#### [What you have to do]
Can you write out all of the material below, word for word?

#### [Records supplied]
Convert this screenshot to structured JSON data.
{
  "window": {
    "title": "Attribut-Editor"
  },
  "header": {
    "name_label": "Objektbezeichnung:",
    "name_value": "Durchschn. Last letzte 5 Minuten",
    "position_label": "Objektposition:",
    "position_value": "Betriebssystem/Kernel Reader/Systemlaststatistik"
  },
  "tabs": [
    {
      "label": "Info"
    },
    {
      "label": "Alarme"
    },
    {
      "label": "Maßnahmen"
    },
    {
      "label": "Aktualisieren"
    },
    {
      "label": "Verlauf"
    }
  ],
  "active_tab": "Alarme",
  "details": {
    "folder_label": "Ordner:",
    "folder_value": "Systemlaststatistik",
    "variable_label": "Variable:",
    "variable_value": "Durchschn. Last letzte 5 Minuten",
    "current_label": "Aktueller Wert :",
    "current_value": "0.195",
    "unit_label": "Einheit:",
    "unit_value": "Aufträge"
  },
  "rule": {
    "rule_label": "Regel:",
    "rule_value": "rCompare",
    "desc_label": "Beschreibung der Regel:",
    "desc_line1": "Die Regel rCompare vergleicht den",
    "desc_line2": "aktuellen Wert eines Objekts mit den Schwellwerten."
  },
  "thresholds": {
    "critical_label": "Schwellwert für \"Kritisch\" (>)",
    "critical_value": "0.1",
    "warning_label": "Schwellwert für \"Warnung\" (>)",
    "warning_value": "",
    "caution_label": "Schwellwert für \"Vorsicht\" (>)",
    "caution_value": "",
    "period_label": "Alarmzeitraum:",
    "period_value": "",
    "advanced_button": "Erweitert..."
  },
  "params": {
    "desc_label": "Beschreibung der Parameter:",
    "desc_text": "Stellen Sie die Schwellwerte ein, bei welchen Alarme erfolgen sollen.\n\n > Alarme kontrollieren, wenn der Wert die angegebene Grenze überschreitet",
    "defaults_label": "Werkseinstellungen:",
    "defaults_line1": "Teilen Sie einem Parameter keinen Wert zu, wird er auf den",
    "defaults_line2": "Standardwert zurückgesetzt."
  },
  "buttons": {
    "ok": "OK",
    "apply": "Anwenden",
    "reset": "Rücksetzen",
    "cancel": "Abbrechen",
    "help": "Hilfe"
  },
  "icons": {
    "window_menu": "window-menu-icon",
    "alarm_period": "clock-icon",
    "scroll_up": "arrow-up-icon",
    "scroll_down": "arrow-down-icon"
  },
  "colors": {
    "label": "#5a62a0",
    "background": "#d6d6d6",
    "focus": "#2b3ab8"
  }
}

#### [Exercise output]
Convert this screenshot to structured JSON data.
{
  "window": {
    "title": "Attribut-Editor"
  },
  "header": {
    "name_label": "Objektbezeichnung:",
    "name_value": "Durchschn. Last letzte 5 Minuten",
    "position_label": "Objektposition:",
    "position_value": "Betriebssystem/Kernel Reader/Systemlaststatistik"
  },
  "tabs": [
    {
      "label": "Info"
    },
    {
      "label": "Alarme"
    },
    {
      "label": "Maßnahmen"
    },
    {
      "label": "Aktualisieren"
    },
    {
      "label": "Verlauf"
    }
  ],
  "active_tab": "Alarme",
  "details": {
    "folder_label": "Ordner:",
    "folder_value": "Systemlaststatistik",
    "variable_label": "Variable:",
    "variable_value": "Durchschn. Last letzte 5 Minuten",
    "current_label": "Aktueller Wert :",
    "current_value": "0.195",
    "unit_label": "Einheit:",
    "unit_value": "Aufträge"
  },
  "rule": {
    "rule_label": "Regel:",
    "rule_value": "rCompare",
    "desc_label": "Beschreibung der Regel:",
    "desc_line1": "Die Regel rCompare vergleicht den",
    "desc_line2": "aktuellen Wert eines Objekts mit den Schwellwerten."
  },
  "thresholds": {
    "critical_label": "Schwellwert für \"Kritisch\" (>)",
    "critical_value": "0.1",
    "warning_label": "Schwellwert für \"Warnung\" (>)",
    "warning_value": "",
    "caution_label": "Schwellwert für \"Vorsicht\" (>)",
    "caution_value": "",
    "period_label": "Alarmzeitraum:",
    "period_value": "",
    "advanced_button": "Erweitert..."
  },
  "params": {
    "desc_label": "Beschreibung der Parameter:",
    "desc_text": "Stellen Sie die Schwellwerte ein, bei welchen Alarme erfolgen sollen.\n\n > Alarme kontrollieren, wenn der Wert die angegebene Grenze überschreitet",
    "defaults_label": "Werkseinstellungen:",
    "defaults_line1": "Teilen Sie einem Parameter keinen Wert zu, wird er auf den",
    "defaults_line2": "Standardwert zurückgesetzt."
  },
  "buttons": {
    "ok": "OK",
    "apply": "Anwenden",
    "reset": "Rücksetzen",
    "cancel": "Abbrechen",
    "help": "Hilfe"
  },
  "icons": {
    "window_menu": "window-menu-icon",
    "alarm_period": "clock-icon",
    "scroll_up": "arrow-up-icon",
    "scroll_down": "arrow-down-icon"
  },
  "colors": {
    "label": "#5a62a0",
    "background": "#d6d6d6",
    "focus": "#2b3ab8"
  }
}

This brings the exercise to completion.